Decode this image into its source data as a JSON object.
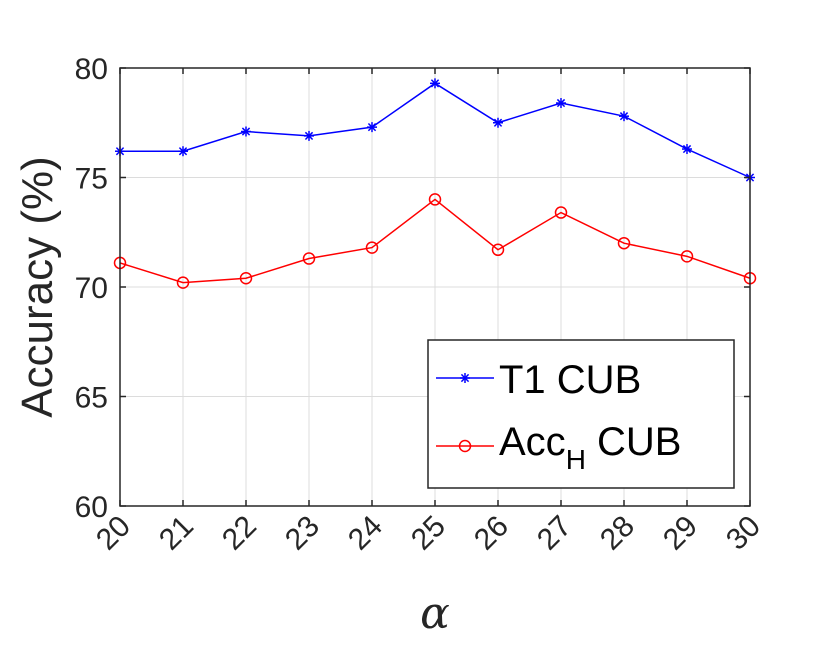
{
  "chart_data": {
    "type": "line",
    "xlabel": "α",
    "ylabel": "Accuracy (%)",
    "x": [
      20,
      21,
      22,
      23,
      24,
      25,
      26,
      27,
      28,
      29,
      30
    ],
    "xlim": [
      20,
      30
    ],
    "ylim": [
      60,
      80
    ],
    "xticks": [
      "20",
      "21",
      "22",
      "23",
      "24",
      "25",
      "26",
      "27",
      "28",
      "29",
      "30"
    ],
    "yticks": [
      "60",
      "65",
      "70",
      "75",
      "80"
    ],
    "grid": true,
    "legend_position": "bottom-right",
    "series": [
      {
        "name": "T1 CUB",
        "color": "#0000ff",
        "marker": "asterisk",
        "values": [
          76.2,
          76.2,
          77.1,
          76.9,
          77.3,
          79.3,
          77.5,
          78.4,
          77.8,
          76.3,
          75.0
        ]
      },
      {
        "name": "Acc",
        "name_subscript": "H",
        "name_suffix": " CUB",
        "color": "#ff0000",
        "marker": "circle",
        "values": [
          71.1,
          70.2,
          70.4,
          71.3,
          71.8,
          74.0,
          71.7,
          73.4,
          72.0,
          71.4,
          70.4
        ]
      }
    ]
  }
}
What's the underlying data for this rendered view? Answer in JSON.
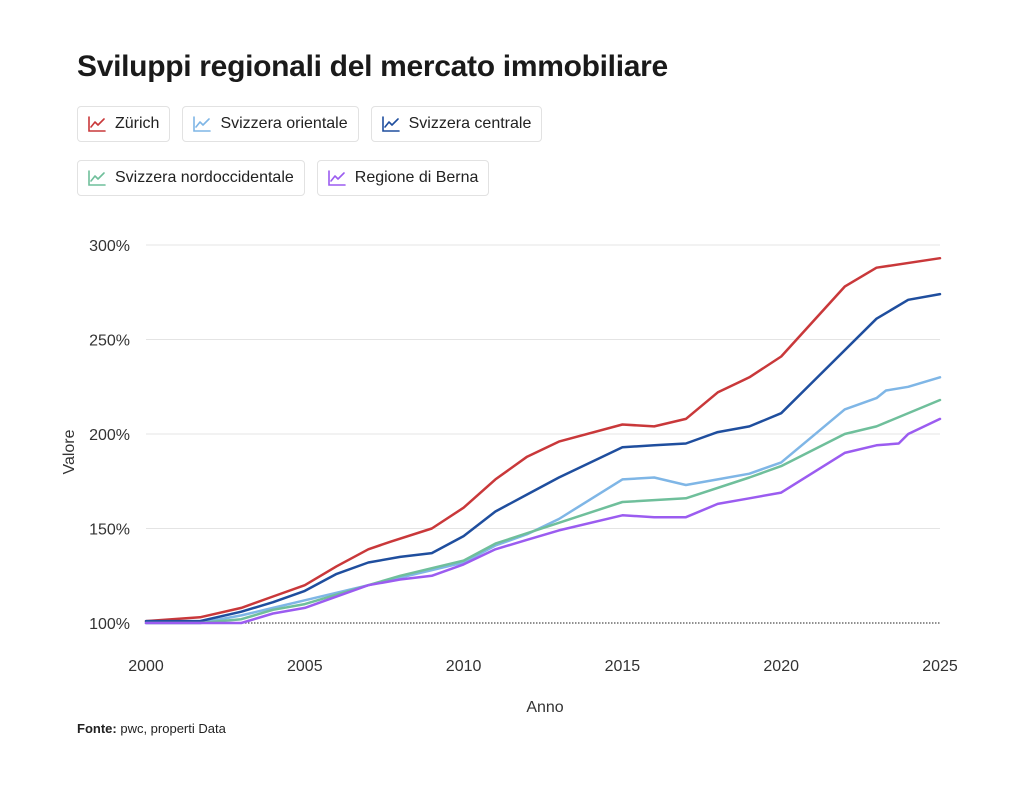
{
  "title": "Sviluppi regionali del mercato immobiliare",
  "source": {
    "label": "Fonte:",
    "text": "pwc, properti Data"
  },
  "chart_data": {
    "type": "line",
    "title": "Sviluppi regionali del mercato immobiliare",
    "xlabel": "Anno",
    "ylabel": "Valore",
    "xlim": [
      2000,
      2025
    ],
    "ylim": [
      100,
      300
    ],
    "xticks": [
      2000,
      2005,
      2010,
      2015,
      2020,
      2025
    ],
    "yticks": [
      100,
      150,
      200,
      250,
      300
    ],
    "ytick_labels": [
      "100%",
      "150%",
      "200%",
      "250%",
      "300%"
    ],
    "grid": "horizontal",
    "legend_position": "top",
    "series": [
      {
        "name": "Zürich",
        "color": "#c9383a",
        "x": [
          2000,
          2001.7,
          2003,
          2004,
          2005,
          2006,
          2007,
          2007.7,
          2009,
          2010,
          2011,
          2012,
          2013,
          2015,
          2016,
          2017,
          2018,
          2019,
          2020,
          2022,
          2023,
          2025
        ],
        "y": [
          101,
          103,
          108,
          114,
          120,
          130,
          139,
          143,
          150,
          161,
          176,
          188,
          196,
          205,
          204,
          208,
          222,
          230,
          241,
          278,
          288,
          293
        ]
      },
      {
        "name": "Svizzera orientale",
        "color": "#7fb6e6",
        "x": [
          2000,
          2001.7,
          2003,
          2004,
          2005,
          2007,
          2008,
          2009,
          2010,
          2011,
          2012,
          2013,
          2015,
          2016,
          2017,
          2018,
          2019,
          2020,
          2021,
          2022,
          2023,
          2023.3,
          2024,
          2025
        ],
        "y": [
          100,
          100,
          104,
          108,
          112,
          120,
          124,
          128,
          132,
          141,
          147,
          155,
          176,
          177,
          173,
          176,
          179,
          185,
          199,
          213,
          219,
          223,
          225,
          230
        ]
      },
      {
        "name": "Svizzera centrale",
        "color": "#1f4e9e",
        "x": [
          2000,
          2001.7,
          2003,
          2004,
          2005,
          2006,
          2007,
          2008,
          2009,
          2010,
          2011,
          2012,
          2013,
          2015,
          2016,
          2017,
          2018,
          2019,
          2020,
          2023,
          2024,
          2025
        ],
        "y": [
          101,
          101,
          106,
          111,
          117,
          126,
          132,
          135,
          137,
          146,
          159,
          168,
          177,
          193,
          194,
          195,
          201,
          204,
          211,
          261,
          271,
          274
        ]
      },
      {
        "name": "Svizzera nordoccidentale",
        "color": "#6fbf9b",
        "x": [
          2000,
          2001.7,
          2003,
          2004,
          2005,
          2007,
          2008,
          2009,
          2010,
          2011,
          2013,
          2015,
          2017,
          2019,
          2020,
          2022,
          2023,
          2025
        ],
        "y": [
          100,
          100,
          102,
          107,
          110,
          120,
          125,
          129,
          133,
          142,
          153,
          164,
          166,
          177,
          183,
          200,
          204,
          218
        ]
      },
      {
        "name": "Regione di Berna",
        "color": "#9b5cf0",
        "x": [
          2000,
          2001.7,
          2003,
          2004,
          2005,
          2007,
          2008,
          2009,
          2010,
          2011,
          2012,
          2013,
          2015,
          2016,
          2017,
          2018,
          2019,
          2020,
          2022,
          2023,
          2023.7,
          2024,
          2025
        ],
        "y": [
          100,
          100,
          100,
          105,
          108,
          120,
          123,
          125,
          131,
          139,
          144,
          149,
          157,
          156,
          156,
          163,
          166,
          169,
          190,
          194,
          195,
          200,
          208
        ]
      }
    ]
  }
}
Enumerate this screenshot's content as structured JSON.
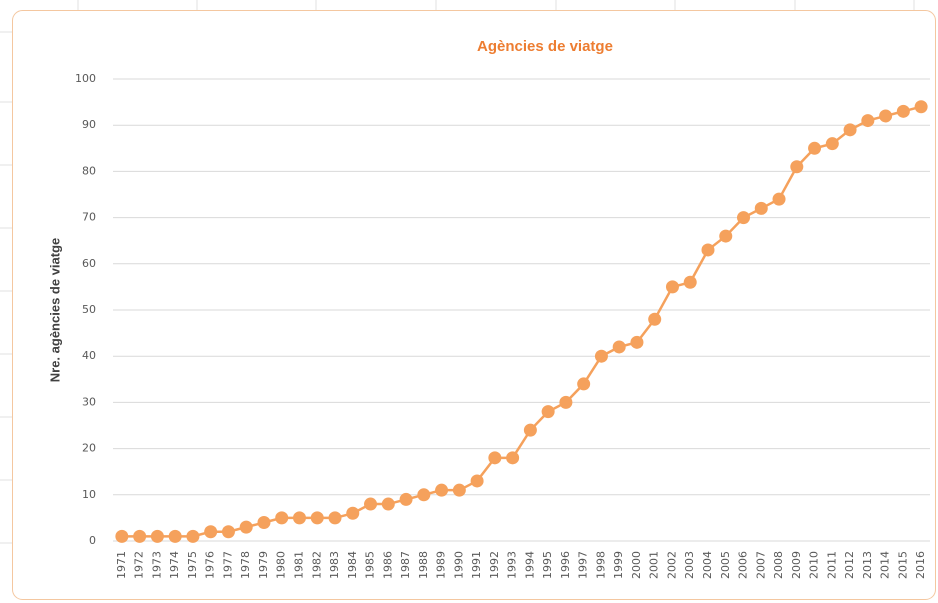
{
  "chart_data": {
    "type": "line",
    "title": "Agències de viatge",
    "y_label": "Nre. agències de viatge",
    "categories": [
      "1971",
      "1972",
      "1973",
      "1974",
      "1975",
      "1976",
      "1977",
      "1978",
      "1979",
      "1980",
      "1981",
      "1982",
      "1983",
      "1984",
      "1985",
      "1986",
      "1987",
      "1988",
      "1989",
      "1990",
      "1991",
      "1992",
      "1993",
      "1994",
      "1995",
      "1996",
      "1997",
      "1998",
      "1999",
      "2000",
      "2001",
      "2002",
      "2003",
      "2004",
      "2005",
      "2006",
      "2007",
      "2008",
      "2009",
      "2010",
      "2011",
      "2012",
      "2013",
      "2014",
      "2015",
      "2016"
    ],
    "series": [
      {
        "name": "Agències de viatge",
        "color": "#f5a15c",
        "values": [
          1,
          1,
          1,
          1,
          1,
          2,
          2,
          3,
          4,
          5,
          5,
          5,
          5,
          6,
          8,
          8,
          9,
          10,
          11,
          11,
          13,
          18,
          18,
          24,
          28,
          30,
          34,
          40,
          42,
          43,
          48,
          55,
          56,
          63,
          66,
          70,
          72,
          74,
          81,
          85,
          86,
          89,
          91,
          92,
          93,
          94
        ]
      }
    ],
    "ylim": [
      0,
      100
    ],
    "yticks": [
      0,
      10,
      20,
      30,
      40,
      50,
      60,
      70,
      80,
      90,
      100
    ],
    "grid": true
  }
}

• [Task instructions]:
Omit every picture, then repeat the remaining data exactly as it appears above.

• [Written solution]:
Decode this image into its source data as a JSON object.
{
  "chart_data": {
    "type": "line",
    "xlabel": "α",
    "ylabel": "Accuracy (%)",
    "x": [
      20,
      21,
      22,
      23,
      24,
      25,
      26,
      27,
      28,
      29,
      30
    ],
    "xlim": [
      20,
      30
    ],
    "ylim": [
      60,
      80
    ],
    "xticks": [
      "20",
      "21",
      "22",
      "23",
      "24",
      "25",
      "26",
      "27",
      "28",
      "29",
      "30"
    ],
    "yticks": [
      "60",
      "65",
      "70",
      "75",
      "80"
    ],
    "grid": true,
    "legend_position": "bottom-right",
    "series": [
      {
        "name": "T1 CUB",
        "color": "#0000ff",
        "marker": "asterisk",
        "values": [
          76.2,
          76.2,
          77.1,
          76.9,
          77.3,
          79.3,
          77.5,
          78.4,
          77.8,
          76.3,
          75.0
        ]
      },
      {
        "name": "Acc",
        "name_subscript": "H",
        "name_suffix": " CUB",
        "color": "#ff0000",
        "marker": "circle",
        "values": [
          71.1,
          70.2,
          70.4,
          71.3,
          71.8,
          74.0,
          71.7,
          73.4,
          72.0,
          71.4,
          70.4
        ]
      }
    ]
  }
}
What's the underlying data for this rendered view? Answer in JSON.
{
  "title": "Sviluppi regionali del mercato immobiliare",
  "source": {
    "label": "Fonte:",
    "text": "pwc, properti Data"
  },
  "chart_data": {
    "type": "line",
    "title": "Sviluppi regionali del mercato immobiliare",
    "xlabel": "Anno",
    "ylabel": "Valore",
    "xlim": [
      2000,
      2025
    ],
    "ylim": [
      100,
      300
    ],
    "xticks": [
      2000,
      2005,
      2010,
      2015,
      2020,
      2025
    ],
    "yticks": [
      100,
      150,
      200,
      250,
      300
    ],
    "ytick_labels": [
      "100%",
      "150%",
      "200%",
      "250%",
      "300%"
    ],
    "grid": "horizontal",
    "legend_position": "top",
    "series": [
      {
        "name": "Zürich",
        "color": "#c9383a",
        "x": [
          2000,
          2001.7,
          2003,
          2004,
          2005,
          2006,
          2007,
          2007.7,
          2009,
          2010,
          2011,
          2012,
          2013,
          2015,
          2016,
          2017,
          2018,
          2019,
          2020,
          2022,
          2023,
          2025
        ],
        "y": [
          101,
          103,
          108,
          114,
          120,
          130,
          139,
          143,
          150,
          161,
          176,
          188,
          196,
          205,
          204,
          208,
          222,
          230,
          241,
          278,
          288,
          293
        ]
      },
      {
        "name": "Svizzera orientale",
        "color": "#7fb6e6",
        "x": [
          2000,
          2001.7,
          2003,
          2004,
          2005,
          2007,
          2008,
          2009,
          2010,
          2011,
          2012,
          2013,
          2015,
          2016,
          2017,
          2018,
          2019,
          2020,
          2021,
          2022,
          2023,
          2023.3,
          2024,
          2025
        ],
        "y": [
          100,
          100,
          104,
          108,
          112,
          120,
          124,
          128,
          132,
          141,
          147,
          155,
          176,
          177,
          173,
          176,
          179,
          185,
          199,
          213,
          219,
          223,
          225,
          230
        ]
      },
      {
        "name": "Svizzera centrale",
        "color": "#1f4e9e",
        "x": [
          2000,
          2001.7,
          2003,
          2004,
          2005,
          2006,
          2007,
          2008,
          2009,
          2010,
          2011,
          2012,
          2013,
          2015,
          2016,
          2017,
          2018,
          2019,
          2020,
          2023,
          2024,
          2025
        ],
        "y": [
          101,
          101,
          106,
          111,
          117,
          126,
          132,
          135,
          137,
          146,
          159,
          168,
          177,
          193,
          194,
          195,
          201,
          204,
          211,
          261,
          271,
          274
        ]
      },
      {
        "name": "Svizzera nordoccidentale",
        "color": "#6fbf9b",
        "x": [
          2000,
          2001.7,
          2003,
          2004,
          2005,
          2007,
          2008,
          2009,
          2010,
          2011,
          2013,
          2015,
          2017,
          2019,
          2020,
          2022,
          2023,
          2025
        ],
        "y": [
          100,
          100,
          102,
          107,
          110,
          120,
          125,
          129,
          133,
          142,
          153,
          164,
          166,
          177,
          183,
          200,
          204,
          218
        ]
      },
      {
        "name": "Regione di Berna",
        "color": "#9b5cf0",
        "x": [
          2000,
          2001.7,
          2003,
          2004,
          2005,
          2007,
          2008,
          2009,
          2010,
          2011,
          2012,
          2013,
          2015,
          2016,
          2017,
          2018,
          2019,
          2020,
          2022,
          2023,
          2023.7,
          2024,
          2025
        ],
        "y": [
          100,
          100,
          100,
          105,
          108,
          120,
          123,
          125,
          131,
          139,
          144,
          149,
          157,
          156,
          156,
          163,
          166,
          169,
          190,
          194,
          195,
          200,
          208
        ]
      }
    ]
  }
}
Enumerate this screenshot's content as structured JSON.
{
  "chart_data": {
    "type": "line",
    "title": "Agències de viatge",
    "y_label": "Nre. agències de viatge",
    "categories": [
      "1971",
      "1972",
      "1973",
      "1974",
      "1975",
      "1976",
      "1977",
      "1978",
      "1979",
      "1980",
      "1981",
      "1982",
      "1983",
      "1984",
      "1985",
      "1986",
      "1987",
      "1988",
      "1989",
      "1990",
      "1991",
      "1992",
      "1993",
      "1994",
      "1995",
      "1996",
      "1997",
      "1998",
      "1999",
      "2000",
      "2001",
      "2002",
      "2003",
      "2004",
      "2005",
      "2006",
      "2007",
      "2008",
      "2009",
      "2010",
      "2011",
      "2012",
      "2013",
      "2014",
      "2015",
      "2016"
    ],
    "series": [
      {
        "name": "Agències de viatge",
        "color": "#f5a15c",
        "values": [
          1,
          1,
          1,
          1,
          1,
          2,
          2,
          3,
          4,
          5,
          5,
          5,
          5,
          6,
          8,
          8,
          9,
          10,
          11,
          11,
          13,
          18,
          18,
          24,
          28,
          30,
          34,
          40,
          42,
          43,
          48,
          55,
          56,
          63,
          66,
          70,
          72,
          74,
          81,
          85,
          86,
          89,
          91,
          92,
          93,
          94
        ]
      }
    ],
    "ylim": [
      0,
      100
    ],
    "yticks": [
      0,
      10,
      20,
      30,
      40,
      50,
      60,
      70,
      80,
      90,
      100
    ],
    "grid": true
  }
}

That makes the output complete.